**PROMPT:** Across the entries, how many lines have the string "babies" in them? Reply with only a number.

Records from a collection

* * * * * * * * *

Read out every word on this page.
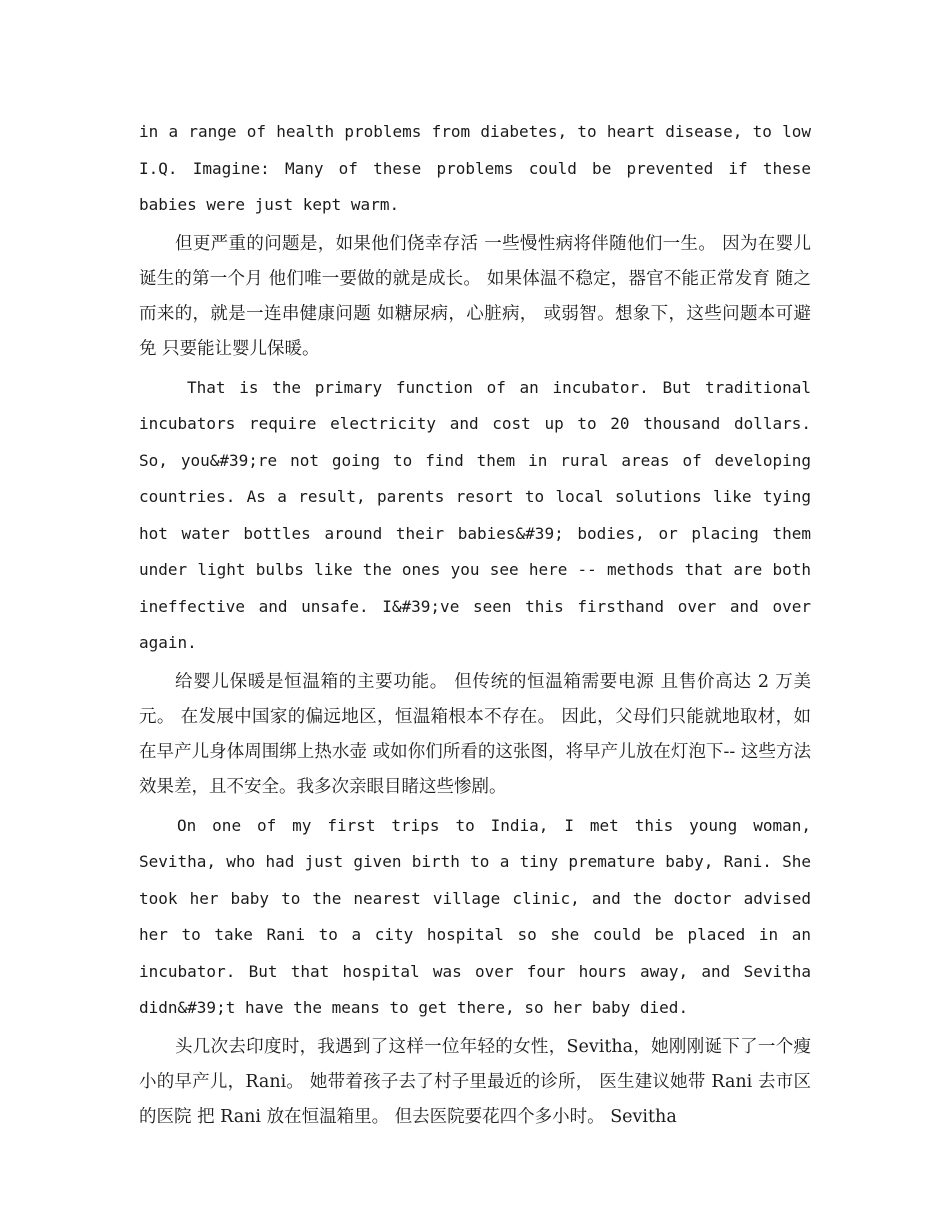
in a range of health problems from diabetes, to heart disease, to low I.Q. Imagine: Many of these problems could be prevented if these babies were just kept warm.

但更严重的问题是，如果他们侥幸存活 一些慢性病将伴随他们一生。 因为在婴儿诞生的第一个月 他们唯一要做的就是成长。 如果体温不稳定，器官不能正常发育 随之而来的，就是一连串健康问题 如糖尿病，心脏病， 或弱智。想象下，这些问题本可避免 只要能让婴儿保暖。

That is the primary function of an incubator. But traditional incubators require electricity and cost up to 20 thousand dollars. So, you&#39;re not going to find them in rural areas of developing countries. As a result, parents resort to local solutions like tying hot water bottles around their babies&#39; bodies, or placing them under light bulbs like the ones you see here -- methods that are both ineffective and unsafe. I&#39;ve seen this firsthand over and over again.

给婴儿保暖是恒温箱的主要功能。 但传统的恒温箱需要电源 且售价高达 2 万美元。 在发展中国家的偏远地区，恒温箱根本不存在。 因此，父母们只能就地取材，如在早产儿身体周围绑上热水壶 或如你们所看的这张图，将早产儿放在灯泡下-- 这些方法效果差，且不安全。我多次亲眼目睹这些惨剧。

On one of my first trips to India, I met this young woman, Sevitha, who had just given birth to a tiny premature baby, Rani. She took her baby to the nearest village clinic, and the doctor advised her to take Rani to a city hospital so she could be placed in an incubator. But that hospital was over four hours away, and Sevitha didn&#39;t have the means to get there, so her baby died.

头几次去印度时，我遇到了这样一位年轻的女性，Sevitha，她刚刚诞下了一个瘦小的早产儿，Rani。 她带着孩子去了村子里最近的诊所， 医生建议她带 Rani 去市区的医院 把 Rani 放在恒温箱里。 但去医院要花四个多小时。 Sevitha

* * * * * * * * *

**REPLY:** 2